Start of INPUT MATERIAL

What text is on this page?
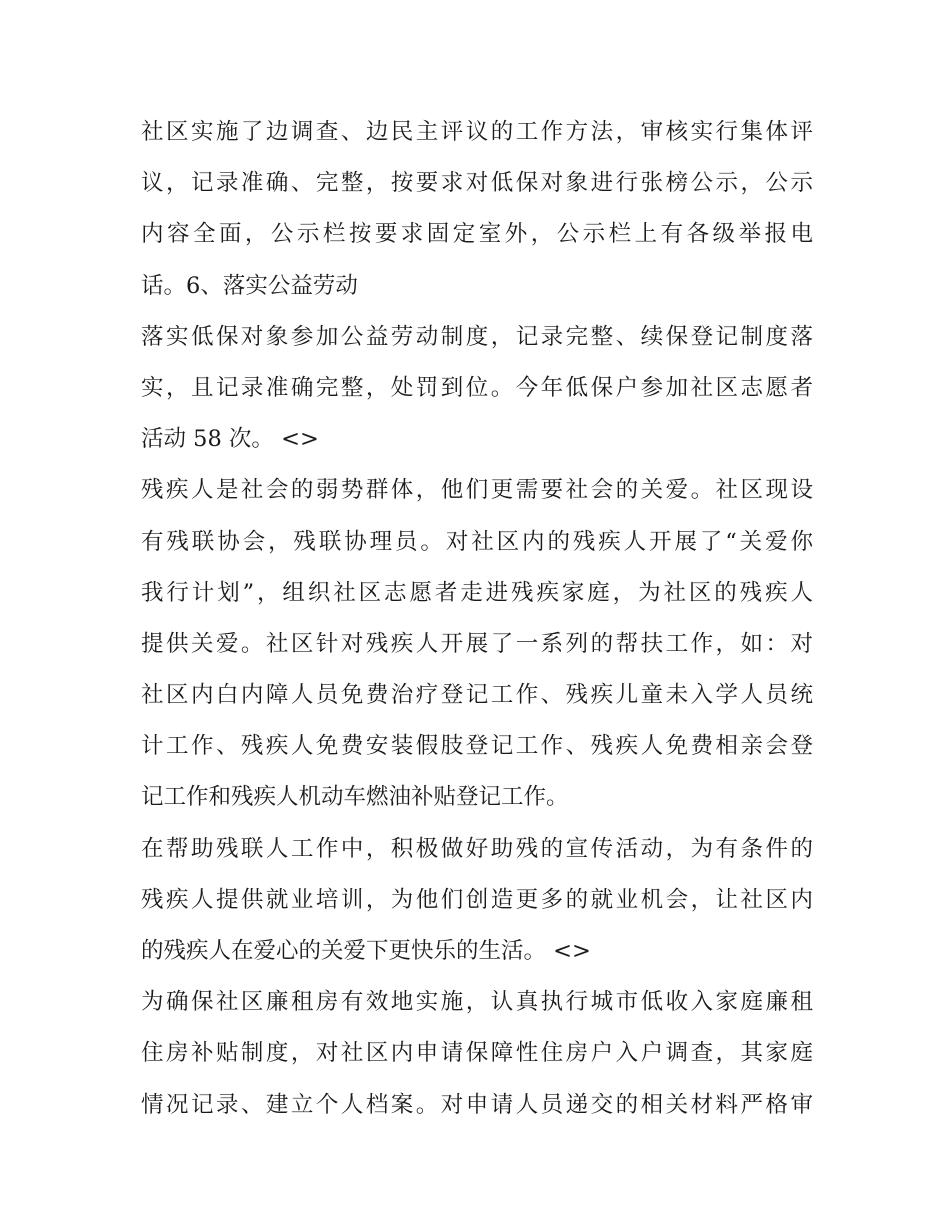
社区实施了边调查、边民主评议的工作方法，审核实行集体评
议，记录准确、完整，按要求对低保对象进行张榜公示，公示
内容全面，公示栏按要求固定室外，公示栏上有各级举报电
话。6、落实公益劳动
落实低保对象参加公益劳动制度，记录完整、续保登记制度落
实，且记录准确完整，处罚到位。今年低保户参加社区志愿者
活动 58 次。 <>
残疾人是社会的弱势群体，他们更需要社会的关爱。社区现设
有残联协会，残联协理员。对社区内的残疾人开展了“关爱你
我行计划”，组织社区志愿者走进残疾家庭，为社区的残疾人
提供关爱。社区针对残疾人开展了一系列的帮扶工作，如：对
社区内白内障人员免费治疗登记工作、残疾儿童未入学人员统
计工作、残疾人免费安装假肢登记工作、残疾人免费相亲会登
记工作和残疾人机动车燃油补贴登记工作。
在帮助残联人工作中，积极做好助残的宣传活动，为有条件的
残疾人提供就业培训，为他们创造更多的就业机会，让社区内
的残疾人在爱心的关爱下更快乐的生活。 <>
为确保社区廉租房有效地实施，认真执行城市低收入家庭廉租
住房补贴制度，对社区内申请保障性住房户入户调查，其家庭
情况记录、建立个人档案。对申请人员递交的相关材料严格审
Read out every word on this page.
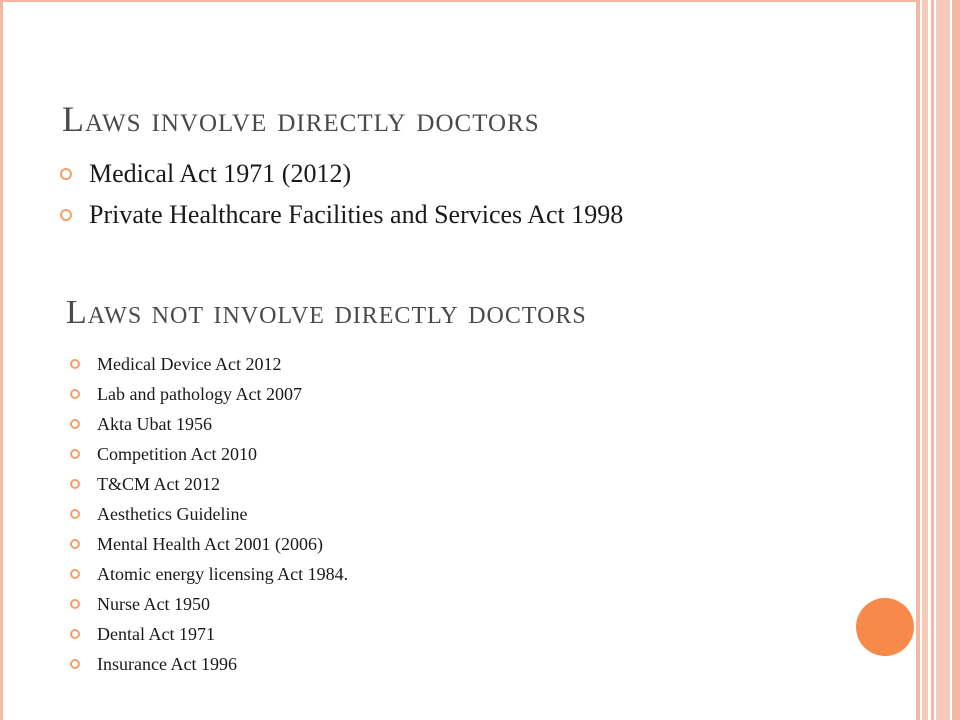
Laws involve directly doctors
Medical Act 1971 (2012)
Private Healthcare Facilities and Services Act 1998
Laws not involve directly doctors
Medical Device Act 2012
Lab and pathology Act 2007
Akta Ubat 1956
Competition Act 2010
T&CM Act 2012
Aesthetics Guideline
Mental Health Act 2001 (2006)
Atomic energy licensing Act 1984.
Nurse Act 1950
Dental Act 1971
Insurance Act 1996
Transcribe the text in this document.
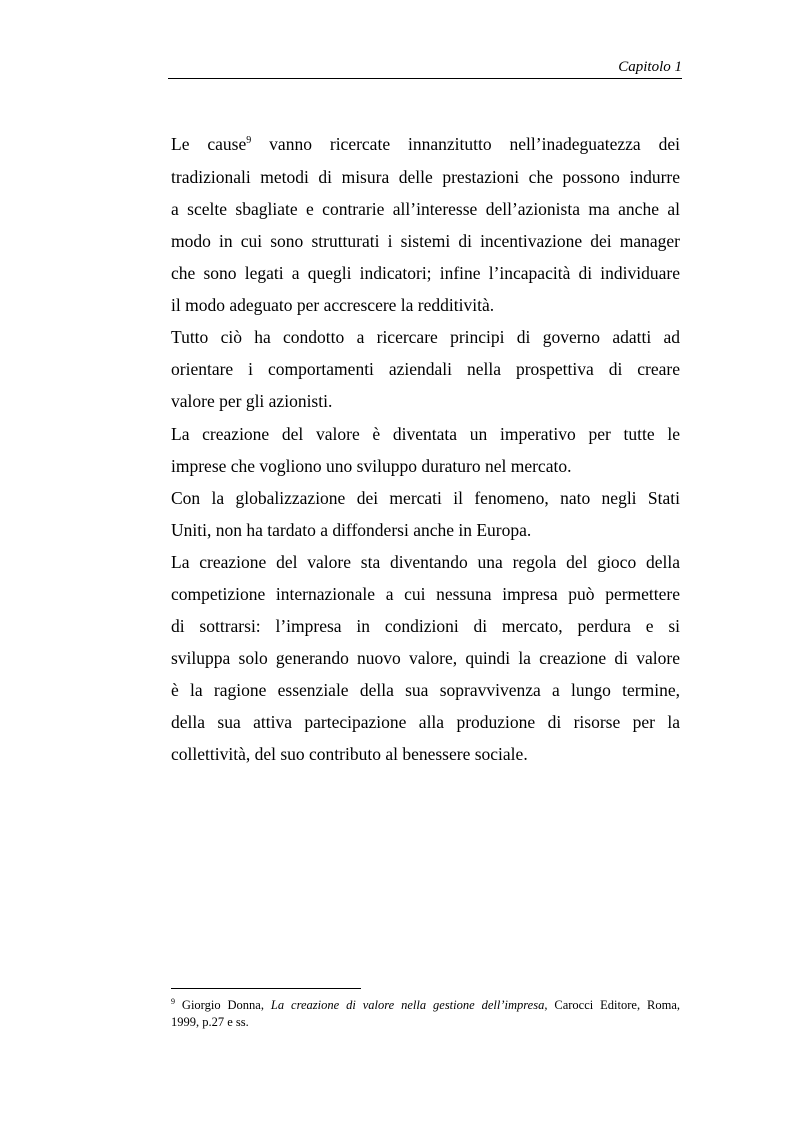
Capitolo 1
Le cause$^9$ vanno ricercate innanzitutto nell’inadeguatezza dei
tradizionali metodi di misura delle prestazioni che possono indurre
a scelte sbagliate e contrarie all’interesse dell’azionista ma anche al
modo in cui sono strutturati i sistemi di incentivazione dei manager
che sono legati a quegli indicatori; infine l’incapacità di individuare
il modo adeguato per accrescere la redditività.
Tutto ciò ha condotto a ricercare principi di governo adatti ad
orientare i comportamenti aziendali nella prospettiva di creare
valore per gli azionisti.
La creazione del valore è diventata un imperativo per tutte le
imprese che vogliono uno sviluppo duraturo nel mercato.
Con la globalizzazione dei mercati il fenomeno, nato negli Stati
Uniti, non ha tardato a diffondersi anche in Europa.
La creazione del valore sta diventando una regola del gioco della
competizione internazionale a cui nessuna impresa può permettere
di sottrarsi: l’impresa in condizioni di mercato, perdura e si
sviluppa solo generando nuovo valore, quindi la creazione di valore
è la ragione essenziale della sua sopravvivenza a lungo termine,
della sua attiva partecipazione alla produzione di risorse per la
collettività, del suo contributo al benessere sociale.
$^9$ Giorgio Donna, La creazione di valore nella gestione dell’impresa, Carocci Editore, Roma,
1999, p.27 e ss.
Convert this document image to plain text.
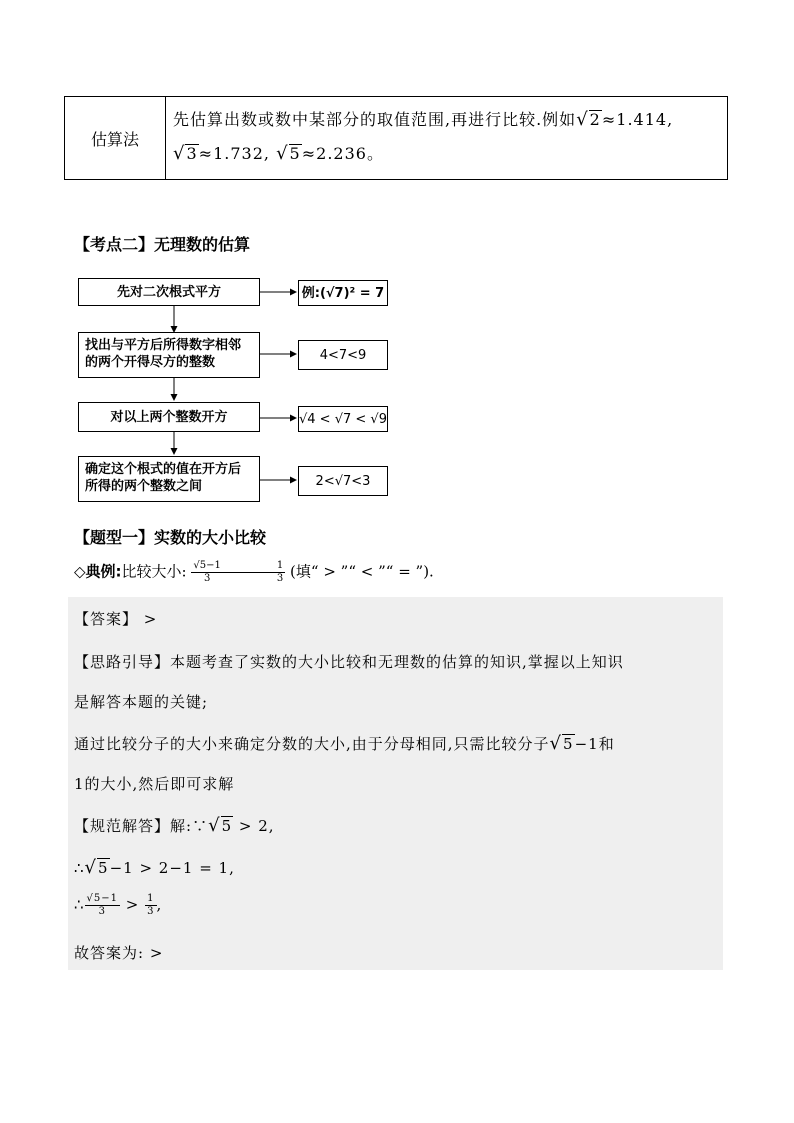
估算法
先估算出数或数中某部分的取值范围,再进行比较.例如√2≈1.414,
√3≈1.732, √5≈2.236。
【考点二】无理数的估算
先对二次根式平方
找出与平方后所得数字相邻的两个开得尽方的整数
对以上两个整数开方
确定这个根式的值在开方后所得的两个整数之间
例:(√7)² = 7
4<7<9
√4 < √7 < √9
2<√7<3
【题型一】实数的大小比较
◇典例:比较大小: $\frac{√5-1}{3}$	$\frac{1}{3}$ (填“ > ”“ < ”“ = ”).
【答案】 >
【思路引导】本题考查了实数的大小比较和无理数的估算的知识,掌握以上知识
是解答本题的关键;
通过比较分子的大小来确定分数的大小,由于分母相同,只需比较分子√5−1和
1的大小,然后即可求解
【规范解答】解:∵√5 > 2,
∴√5−1 > 2−1 = 1,
∴ $\frac{√5-1}{3} > \frac{1}{3}$ ,
故答案为: >
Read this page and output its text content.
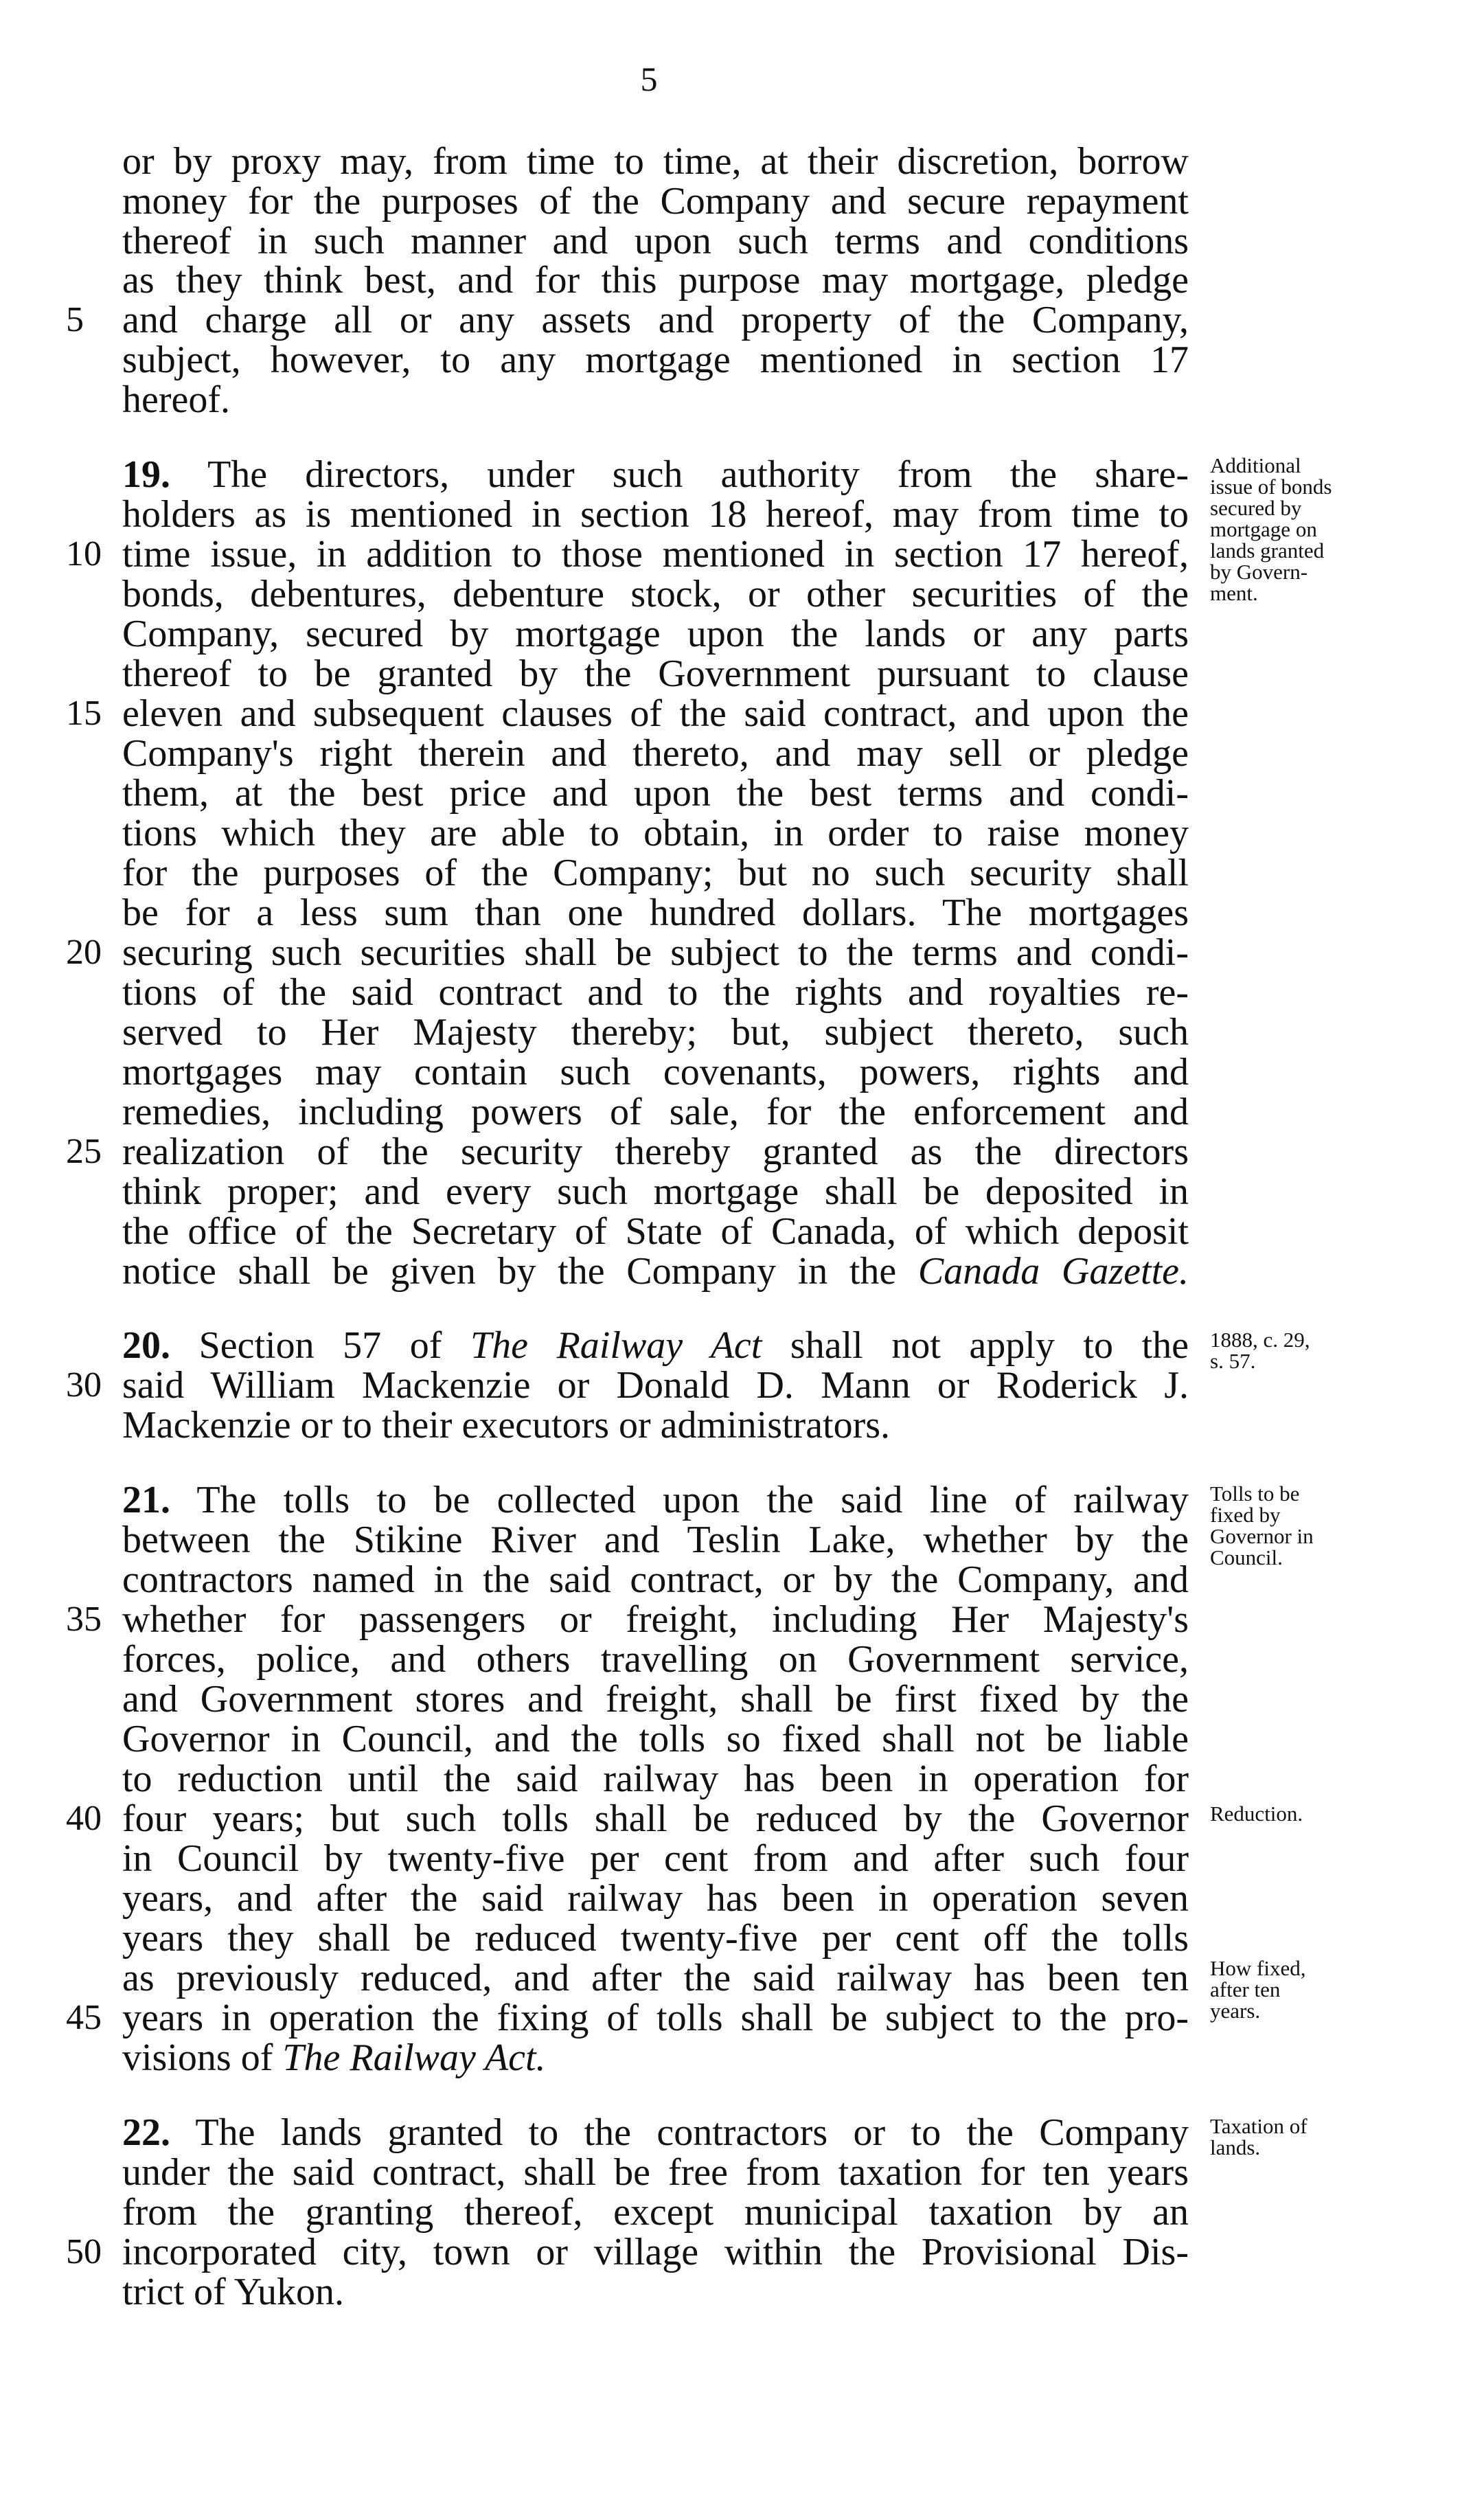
5
or by proxy may, from time to time, at their discretion, borrow
money for the purposes of the Company and secure repayment
thereof in such manner and upon such terms and conditions
as they think best, and for this purpose may mortgage, pledge
and charge all or any assets and property of the Company,
subject, however, to any mortgage mentioned in section 17
hereof.
19. The directors, under such authority from the share-
holders as is mentioned in section 18 hereof, may from time to
time issue, in addition to those mentioned in section 17 hereof,
bonds, debentures, debenture stock, or other securities of the
Company, secured by mortgage upon the lands or any parts
thereof to be granted by the Government pursuant to clause
eleven and subsequent clauses of the said contract, and upon the
Company's right therein and thereto, and may sell or pledge
them, at the best price and upon the best terms and condi-
tions which they are able to obtain, in order to raise money
for the purposes of the Company; but no such security shall
be for a less sum than one hundred dollars. The mortgages
securing such securities shall be subject to the terms and condi-
tions of the said contract and to the rights and royalties re-
served to Her Majesty thereby; but, subject thereto, such
mortgages may contain such covenants, powers, rights and
remedies, including powers of sale, for the enforcement and
realization of the security thereby granted as the directors
think proper; and every such mortgage shall be deposited in
the office of the Secretary of State of Canada, of which deposit
notice shall be given by the Company in the Canada Gazette.
20. Section 57 of The Railway Act shall not apply to the
said William Mackenzie or Donald D. Mann or Roderick J.
Mackenzie or to their executors or administrators.
21. The tolls to be collected upon the said line of railway
between the Stikine River and Teslin Lake, whether by the
contractors named in the said contract, or by the Company, and
whether for passengers or freight, including Her Majesty's
forces, police, and others travelling on Government service,
and Government stores and freight, shall be first fixed by the
Governor in Council, and the tolls so fixed shall not be liable
to reduction until the said railway has been in operation for
four years; but such tolls shall be reduced by the Governor
in Council by twenty-five per cent from and after such four
years, and after the said railway has been in operation seven
years they shall be reduced twenty-five per cent off the tolls
as previously reduced, and after the said railway has been ten
years in operation the fixing of tolls shall be subject to the pro-
visions of The Railway Act.
22. The lands granted to the contractors or to the Company
under the said contract, shall be free from taxation for ten years
from the granting thereof, except municipal taxation by an
incorporated city, town or village within the Provisional Dis-
trict of Yukon.
5
10
15
20
25
30
35
40
45
50
Additional
issue of bonds
secured by
mortgage on
lands granted
by Govern-
ment.
1888, c. 29,
s. 57.
Tolls to be
fixed by
Governor in
Council.
Reduction.
How fixed,
after ten
years.
Taxation of
lands.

End of INPUT MATERIAL

THE REQUEST: For each line in the data above that contains the string "securities", extract the line.

FULL RESPONSE:
bonds, debentures, debenture stock, or other securities of the
securing such securities shall be subject to the terms and condi-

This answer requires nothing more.